◆ **Records from a data source**:
****************************************

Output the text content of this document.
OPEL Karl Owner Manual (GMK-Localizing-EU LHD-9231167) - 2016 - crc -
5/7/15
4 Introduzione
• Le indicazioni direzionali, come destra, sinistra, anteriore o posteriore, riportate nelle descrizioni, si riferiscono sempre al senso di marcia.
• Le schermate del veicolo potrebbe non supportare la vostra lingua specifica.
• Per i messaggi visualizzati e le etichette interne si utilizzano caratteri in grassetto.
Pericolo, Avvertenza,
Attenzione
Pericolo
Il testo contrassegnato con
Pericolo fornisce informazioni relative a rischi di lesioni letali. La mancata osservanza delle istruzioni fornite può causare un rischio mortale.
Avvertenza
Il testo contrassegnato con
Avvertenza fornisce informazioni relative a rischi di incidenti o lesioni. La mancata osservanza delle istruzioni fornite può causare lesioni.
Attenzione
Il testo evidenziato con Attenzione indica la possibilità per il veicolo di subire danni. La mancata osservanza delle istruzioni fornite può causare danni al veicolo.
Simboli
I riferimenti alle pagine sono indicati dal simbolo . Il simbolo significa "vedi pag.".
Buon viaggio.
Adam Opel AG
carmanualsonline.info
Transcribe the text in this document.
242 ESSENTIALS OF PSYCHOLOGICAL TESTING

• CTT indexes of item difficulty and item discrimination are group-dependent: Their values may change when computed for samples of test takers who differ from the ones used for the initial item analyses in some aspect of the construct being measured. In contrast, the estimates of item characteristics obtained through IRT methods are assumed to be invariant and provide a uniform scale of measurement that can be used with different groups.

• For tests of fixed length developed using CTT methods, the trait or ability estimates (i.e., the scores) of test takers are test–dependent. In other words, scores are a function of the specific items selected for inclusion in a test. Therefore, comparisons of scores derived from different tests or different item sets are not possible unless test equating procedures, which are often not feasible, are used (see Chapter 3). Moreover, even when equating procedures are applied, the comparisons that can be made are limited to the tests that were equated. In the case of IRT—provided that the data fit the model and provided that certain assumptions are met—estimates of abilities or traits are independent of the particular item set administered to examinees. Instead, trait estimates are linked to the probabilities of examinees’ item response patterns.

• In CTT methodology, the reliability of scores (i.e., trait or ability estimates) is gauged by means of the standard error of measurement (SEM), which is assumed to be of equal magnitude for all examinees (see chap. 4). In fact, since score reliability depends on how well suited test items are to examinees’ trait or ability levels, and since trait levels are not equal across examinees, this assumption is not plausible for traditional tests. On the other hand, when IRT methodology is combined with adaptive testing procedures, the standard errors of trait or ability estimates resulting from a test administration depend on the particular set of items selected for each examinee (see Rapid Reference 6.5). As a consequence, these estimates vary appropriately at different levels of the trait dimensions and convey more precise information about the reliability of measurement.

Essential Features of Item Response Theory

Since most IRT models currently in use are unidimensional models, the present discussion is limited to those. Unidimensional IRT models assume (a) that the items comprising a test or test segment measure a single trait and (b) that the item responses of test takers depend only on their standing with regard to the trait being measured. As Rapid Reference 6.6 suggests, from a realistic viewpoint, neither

****************************************

◆ **AIM**:
Only lines with "informazioni" are wanted here; list each of them.

◆ **COMPLETE ANSWER**:
Pericolo fornisce informazioni relative a rischi di lesioni letali. La mancata osservanza delle istruzioni fornite può causare un rischio mortale.
Avvertenza fornisce informazioni relative a rischi di incidenti o lesioni. La mancata osservanza delle istruzioni fornite può causare lesioni.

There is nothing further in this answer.